SET EXERCISE. Restate all the material verbatim, except for the pictures.

[start of RECORD EXCERPTS]

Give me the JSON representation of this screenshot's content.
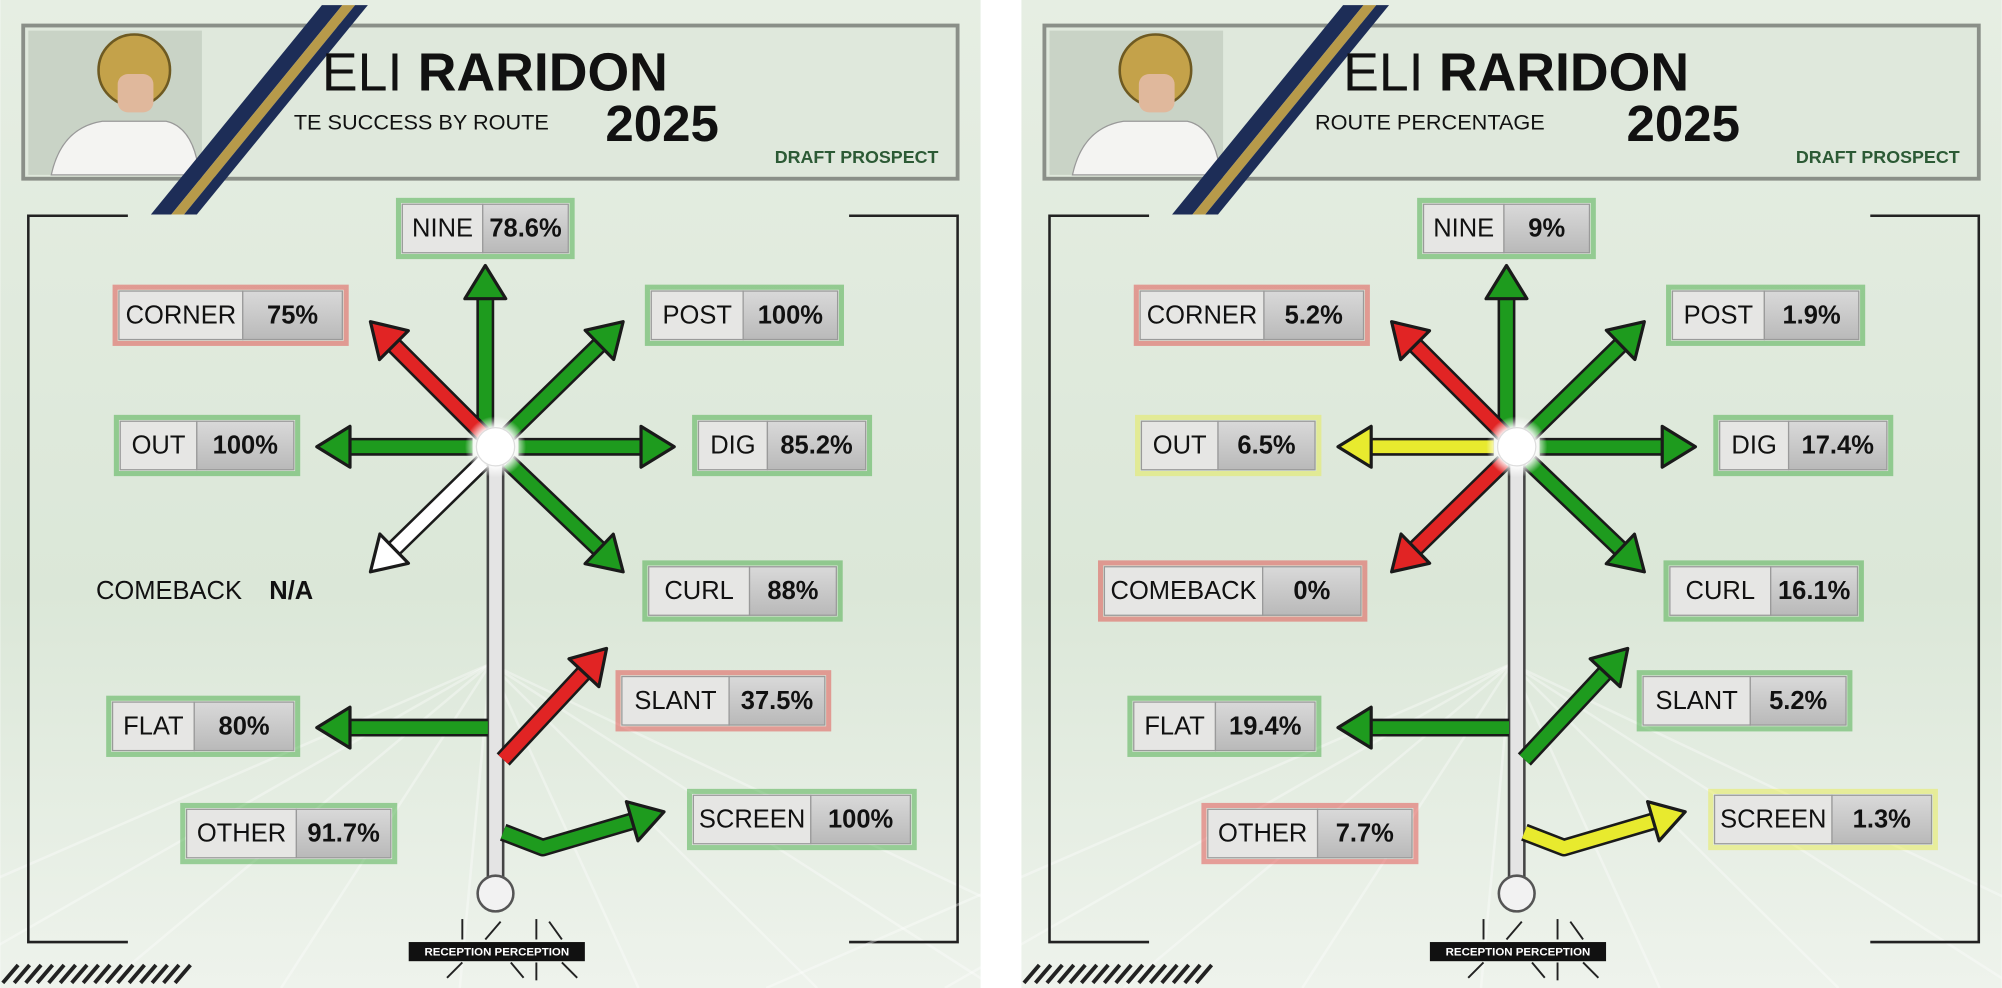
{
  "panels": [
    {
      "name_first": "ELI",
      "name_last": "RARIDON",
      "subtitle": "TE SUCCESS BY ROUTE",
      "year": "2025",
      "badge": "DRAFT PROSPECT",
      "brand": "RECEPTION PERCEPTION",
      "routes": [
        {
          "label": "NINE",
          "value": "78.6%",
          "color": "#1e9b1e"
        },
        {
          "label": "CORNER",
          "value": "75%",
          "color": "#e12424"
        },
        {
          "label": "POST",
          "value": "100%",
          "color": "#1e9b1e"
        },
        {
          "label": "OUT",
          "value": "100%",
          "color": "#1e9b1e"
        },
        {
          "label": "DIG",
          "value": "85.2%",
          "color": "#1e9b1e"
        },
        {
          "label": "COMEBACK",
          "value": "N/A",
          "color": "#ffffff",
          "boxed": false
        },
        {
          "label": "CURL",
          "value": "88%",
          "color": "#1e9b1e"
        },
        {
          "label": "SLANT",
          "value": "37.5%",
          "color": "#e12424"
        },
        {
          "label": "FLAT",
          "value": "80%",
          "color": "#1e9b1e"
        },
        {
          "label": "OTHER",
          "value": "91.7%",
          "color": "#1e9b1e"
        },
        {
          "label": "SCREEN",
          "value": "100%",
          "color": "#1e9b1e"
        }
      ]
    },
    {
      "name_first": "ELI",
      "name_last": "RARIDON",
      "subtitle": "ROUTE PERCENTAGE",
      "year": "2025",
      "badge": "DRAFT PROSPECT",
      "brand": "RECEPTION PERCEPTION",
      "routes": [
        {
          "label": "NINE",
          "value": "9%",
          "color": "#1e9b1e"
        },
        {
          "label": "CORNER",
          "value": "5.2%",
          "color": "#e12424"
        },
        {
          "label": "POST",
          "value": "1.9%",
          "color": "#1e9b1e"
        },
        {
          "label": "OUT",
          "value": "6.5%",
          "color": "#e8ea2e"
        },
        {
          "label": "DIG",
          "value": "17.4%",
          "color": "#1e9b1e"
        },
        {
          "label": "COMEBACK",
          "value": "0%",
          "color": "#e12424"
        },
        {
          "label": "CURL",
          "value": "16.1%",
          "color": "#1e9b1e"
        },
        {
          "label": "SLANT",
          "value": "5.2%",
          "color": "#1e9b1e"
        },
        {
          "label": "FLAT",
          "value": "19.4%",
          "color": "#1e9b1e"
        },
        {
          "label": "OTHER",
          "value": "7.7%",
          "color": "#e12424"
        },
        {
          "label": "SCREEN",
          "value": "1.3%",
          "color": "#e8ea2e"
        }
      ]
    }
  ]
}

[end of RECORD EXCERPTS]

FULL OUTPUT.
Give me the JSON representation of this screenshot's content.
{
  "panels": [
    {
      "name_first": "ELI",
      "name_last": "RARIDON",
      "subtitle": "TE SUCCESS BY ROUTE",
      "year": "2025",
      "badge": "DRAFT PROSPECT",
      "brand": "RECEPTION PERCEPTION",
      "routes": [
        {
          "label": "NINE",
          "value": "78.6%",
          "color": "#1e9b1e"
        },
        {
          "label": "CORNER",
          "value": "75%",
          "color": "#e12424"
        },
        {
          "label": "POST",
          "value": "100%",
          "color": "#1e9b1e"
        },
        {
          "label": "OUT",
          "value": "100%",
          "color": "#1e9b1e"
        },
        {
          "label": "DIG",
          "value": "85.2%",
          "color": "#1e9b1e"
        },
        {
          "label": "COMEBACK",
          "value": "N/A",
          "color": "#ffffff",
          "boxed": false
        },
        {
          "label": "CURL",
          "value": "88%",
          "color": "#1e9b1e"
        },
        {
          "label": "SLANT",
          "value": "37.5%",
          "color": "#e12424"
        },
        {
          "label": "FLAT",
          "value": "80%",
          "color": "#1e9b1e"
        },
        {
          "label": "OTHER",
          "value": "91.7%",
          "color": "#1e9b1e"
        },
        {
          "label": "SCREEN",
          "value": "100%",
          "color": "#1e9b1e"
        }
      ]
    },
    {
      "name_first": "ELI",
      "name_last": "RARIDON",
      "subtitle": "ROUTE PERCENTAGE",
      "year": "2025",
      "badge": "DRAFT PROSPECT",
      "brand": "RECEPTION PERCEPTION",
      "routes": [
        {
          "label": "NINE",
          "value": "9%",
          "color": "#1e9b1e"
        },
        {
          "label": "CORNER",
          "value": "5.2%",
          "color": "#e12424"
        },
        {
          "label": "POST",
          "value": "1.9%",
          "color": "#1e9b1e"
        },
        {
          "label": "OUT",
          "value": "6.5%",
          "color": "#e8ea2e"
        },
        {
          "label": "DIG",
          "value": "17.4%",
          "color": "#1e9b1e"
        },
        {
          "label": "COMEBACK",
          "value": "0%",
          "color": "#e12424"
        },
        {
          "label": "CURL",
          "value": "16.1%",
          "color": "#1e9b1e"
        },
        {
          "label": "SLANT",
          "value": "5.2%",
          "color": "#1e9b1e"
        },
        {
          "label": "FLAT",
          "value": "19.4%",
          "color": "#1e9b1e"
        },
        {
          "label": "OTHER",
          "value": "7.7%",
          "color": "#e12424"
        },
        {
          "label": "SCREEN",
          "value": "1.3%",
          "color": "#e8ea2e"
        }
      ]
    }
  ]
}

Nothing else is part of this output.